## What to produce
In the data below, find every line with the string "accounting" and pull it out.
*****
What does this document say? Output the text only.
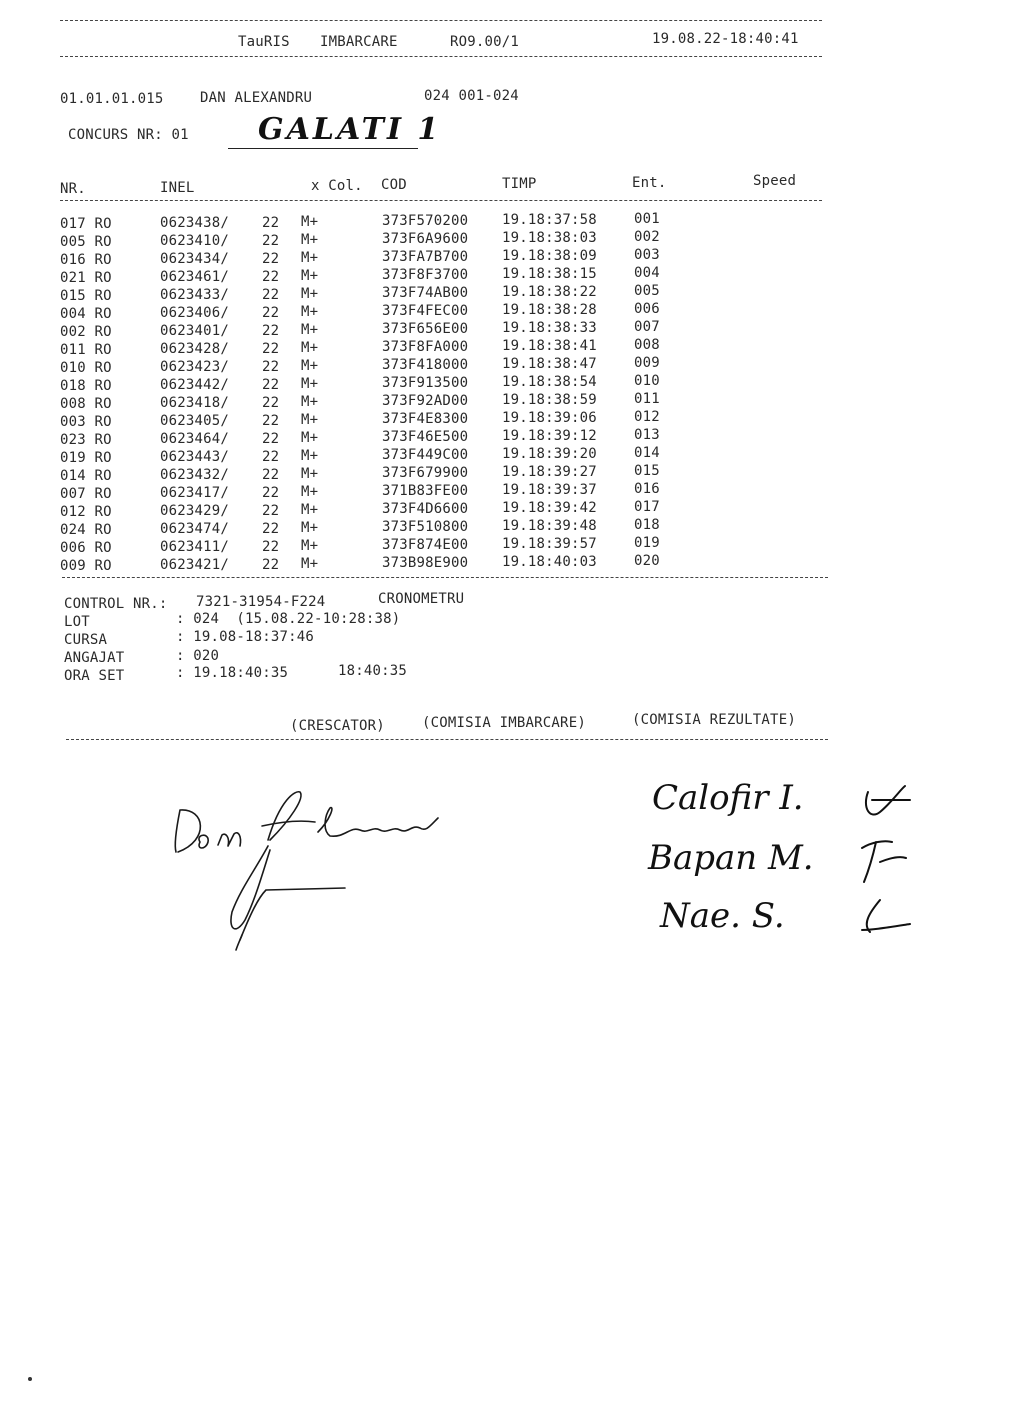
TauRIS IMBARCARE	RO9.00/1	19.08.22-18:40:41
01.01.01.015	DAN ALEXANDRU	024 001-024
CONCURS NR: 01 GALATI 1
NR.	INEL	x Col. COD	TIMP	Ent.	Speed
017 RO	0623438/ 22 M+	373F570200 19.18:37:58	001
005 RO	0623410/ 22 M+	373F6A9600 19.18:38:03	002
016 RO	0623434/ 22 M+	373FA7B700 19.18:38:09	003
021 RO	0623461/ 22 M+	373F8F3700 19.18:38:15	004
015 RO	0623433/ 22 M+	373F74AB00 19.18:38:22	005
004 RO	0623406/ 22 M+	373F4FEC00 19.18:38:28	006
002 RO	0623401/ 22 M+	373F656E00 19.18:38:33	007
011 RO	0623428/ 22 M+	373F8FA000 19.18:38:41	008
010 RO	0623423/ 22 M+	373F418000 19.18:38:47	009
018 RO	0623442/ 22 M+	373F913500 19.18:38:54	010
008 RO	0623418/ 22 M+	373F92AD00 19.18:38:59	011
003 RO	0623405/ 22 M+	373F4E8300 19.18:39:06	012
023 RO	0623464/ 22 M+	373F46E500 19.18:39:12	013
019 RO	0623443/ 22 M+	373F449C00 19.18:39:20	014
014 RO	0623432/ 22 M+	373F679900 19.18:39:27	015
007 RO	0623417/ 22 M+	371B83FE00 19.18:39:37	016
012 RO	0623429/ 22 M+	373F4D6600 19.18:39:42	017
024 RO	0623474/ 22 M+	373F510800 19.18:39:48	018
006 RO	0623411/ 22 M+	373F874E00 19.18:39:57	019
009 RO	0623421/ 22 M+	373B98E900 19.18:40:03	020
CONTROL NR.: 7321-31954-F224	CRONOMETRU
LOT	: 024  (15.08.22-10:28:38)
CURSA	: 19.08-18:37:46
ANGAJAT	: 020
ORA SET	: 19.18:40:35	18:40:35
(CRESCATOR)	(COMISIA IMBARCARE)	(COMISIA REZULTATE)
Calofir I.
Bapan M.
Nae. S.
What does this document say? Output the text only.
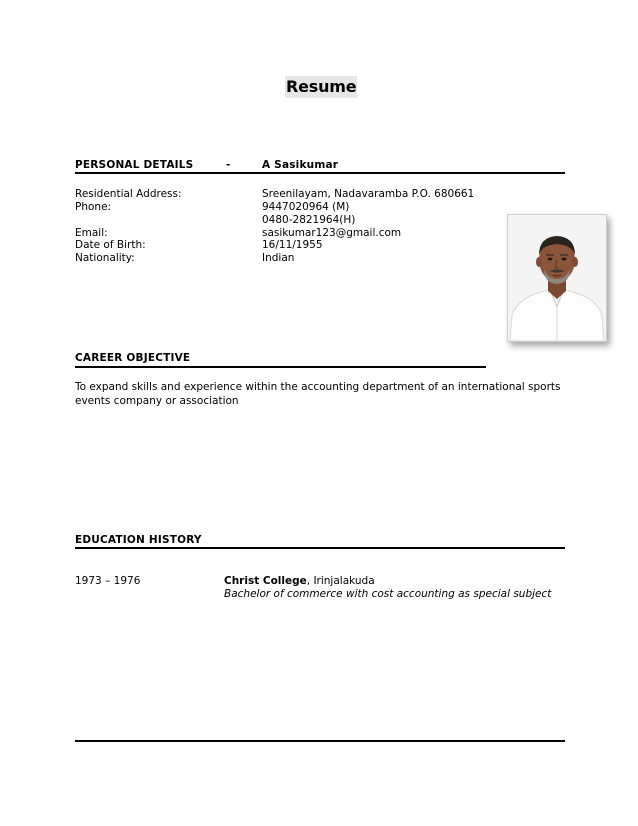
Resume
PERSONAL DETAILS	-	A Sasikumar
Residential Address:	Sreenilayam, Nadavaramba P.O. 680661
Phone:	9447020964 (M)
0480-2821964(H)
Email:	sasikumar123@gmail.com
Date of Birth:	16/11/1955
Nationality:	Indian
CAREER OBJECTIVE
To expand skills and experience within the accounting department of an international sports
events company or association
EDUCATION HISTORY
1973 – 1976	Christ College, Irinjalakuda
Bachelor of commerce with cost accounting as special subject
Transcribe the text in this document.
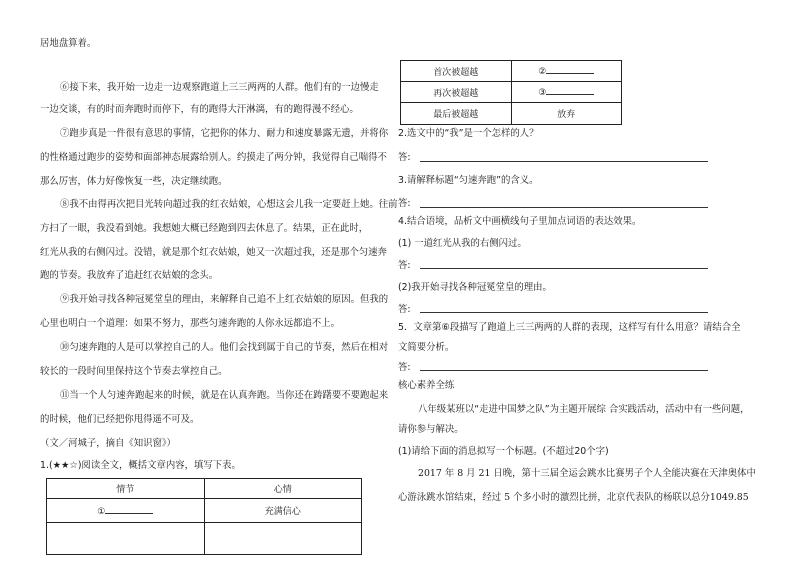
居地盘算着。
⑥接下来，我开始一边走一边观察跑道上三三两两的人群。他们有的一边慢走
一边交谈，有的时而奔跑时而停下，有的跑得大汗淋漓，有的跑得漫不经心。
⑦跑步真是一件很有意思的事情，它把你的体力、耐力和速度暴露无遗，并将你
的性格通过跑步的姿势和面部神态展露给别人。约摸走了两分钟，我觉得自己喘得不
那么厉害，体力好像恢复一些，决定继续跑。
⑧我不由得再次把目光转向超过我的红衣姑娘，心想这会儿我一定要赶上她。往前
方扫了一眼，我没看到她。我想她大概已经跑到四去休息了。结果，正在此时，
红光从我的右侧闪过。没错，就是那个红衣姑娘，她又一次超过我，还是那个匀速奔
跑的节奏。我放弃了追赶红衣姑娘的念头。
⑨我开始寻找各种冠冕堂皇的理由，来解释自己追不上红衣姑娘的原因。但我的
心里也明白一个道理：如果不努力，那些匀速奔跑的人你永远都追不上。
⑩匀速奔跑的人是可以掌控自己的人。他们会找到属于自己的节奏，然后在相对
较长的一段时间里保持这个节奏去掌控自己。
⑪当一个人匀速奔跑起来的时候，就是在认真奔跑。当你还在踌躇要不要跑起来
的时候，他们已经把你甩得遥不可及。
（文／河城子，摘自《知识窗》）
1.(★★☆)阅读全文，概括文章内容，填写下表。
情节	心情
①	充满信心

首次被超越	②
再次被超越	③
最后被超越	放弃
2.选文中的“我”是一个怎样的人？
答:
3.请解释标题“匀速奔跑”的含义。
答:
4.结合语境，品析文中画横线句子里加点词语的表达效果。
(1) 一道红光从我的右侧闪过。
答:
(2)我开始寻找各种冠冕堂皇的理由。
答:
5．文章第⑥段描写了跑道上三三两两的人群的表现，这样写有什么用意？请结合全
文简要分析。
答:
核心素养全练
八年级某班以“走进中国梦之队”为主题开展综 合实践活动，活动中有一些问题，
请你参与解决。
(1)请给下面的消息拟写一个标题。(不超过20个字)
2017 年 8 月 21 日晚，第十三届全运会跳水比赛男子个人全能决赛在天津奥体中
心游泳跳水馆结束，经过 5 个多小时的激烈比拼，北京代表队的杨联以总分1049.85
*****
## Completed exercise
To expand skills and experience within the accounting department of an international sports
Bachelor of commerce with cost accounting as special subject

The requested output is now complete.